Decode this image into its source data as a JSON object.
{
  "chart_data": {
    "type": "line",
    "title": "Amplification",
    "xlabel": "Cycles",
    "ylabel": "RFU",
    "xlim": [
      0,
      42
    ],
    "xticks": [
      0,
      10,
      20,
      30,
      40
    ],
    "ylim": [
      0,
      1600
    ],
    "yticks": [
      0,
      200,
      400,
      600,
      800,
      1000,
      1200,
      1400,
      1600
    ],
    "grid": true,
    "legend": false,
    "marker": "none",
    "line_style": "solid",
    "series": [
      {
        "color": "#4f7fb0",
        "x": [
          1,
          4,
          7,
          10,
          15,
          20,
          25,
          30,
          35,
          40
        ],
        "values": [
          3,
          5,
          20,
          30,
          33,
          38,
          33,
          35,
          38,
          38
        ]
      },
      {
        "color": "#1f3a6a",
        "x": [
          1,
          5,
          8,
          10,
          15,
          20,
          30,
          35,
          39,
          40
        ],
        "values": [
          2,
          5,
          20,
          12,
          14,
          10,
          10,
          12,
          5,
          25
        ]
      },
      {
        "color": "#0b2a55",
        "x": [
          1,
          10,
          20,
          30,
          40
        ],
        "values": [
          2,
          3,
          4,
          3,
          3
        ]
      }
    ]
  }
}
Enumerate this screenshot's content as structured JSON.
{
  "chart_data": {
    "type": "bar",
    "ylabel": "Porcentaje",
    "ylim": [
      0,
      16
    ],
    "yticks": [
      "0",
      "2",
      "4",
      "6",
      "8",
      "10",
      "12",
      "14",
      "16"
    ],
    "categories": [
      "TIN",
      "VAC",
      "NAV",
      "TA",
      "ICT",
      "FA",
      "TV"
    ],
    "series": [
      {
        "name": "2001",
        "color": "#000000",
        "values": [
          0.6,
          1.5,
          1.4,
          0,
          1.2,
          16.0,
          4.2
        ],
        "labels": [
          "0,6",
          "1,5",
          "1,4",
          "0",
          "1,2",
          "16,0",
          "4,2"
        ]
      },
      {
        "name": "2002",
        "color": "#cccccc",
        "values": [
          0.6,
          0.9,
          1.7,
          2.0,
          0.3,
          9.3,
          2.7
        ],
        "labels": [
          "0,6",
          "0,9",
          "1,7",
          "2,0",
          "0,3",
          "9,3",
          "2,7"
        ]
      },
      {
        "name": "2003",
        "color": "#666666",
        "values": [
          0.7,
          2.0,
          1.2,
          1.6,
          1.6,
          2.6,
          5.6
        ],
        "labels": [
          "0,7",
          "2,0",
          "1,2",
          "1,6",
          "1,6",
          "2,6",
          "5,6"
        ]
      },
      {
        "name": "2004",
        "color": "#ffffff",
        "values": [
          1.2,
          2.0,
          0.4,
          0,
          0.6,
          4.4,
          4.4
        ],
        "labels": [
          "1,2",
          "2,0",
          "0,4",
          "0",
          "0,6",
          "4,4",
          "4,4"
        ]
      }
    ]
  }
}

-=-=-

## AIM OF THE EXERCISE
Show every line of the listing in which the string "JSON" can be found.

## EXERCISE RESULT
Decode this image into its source data as a JSON object.
Enumerate this screenshot's content as structured JSON.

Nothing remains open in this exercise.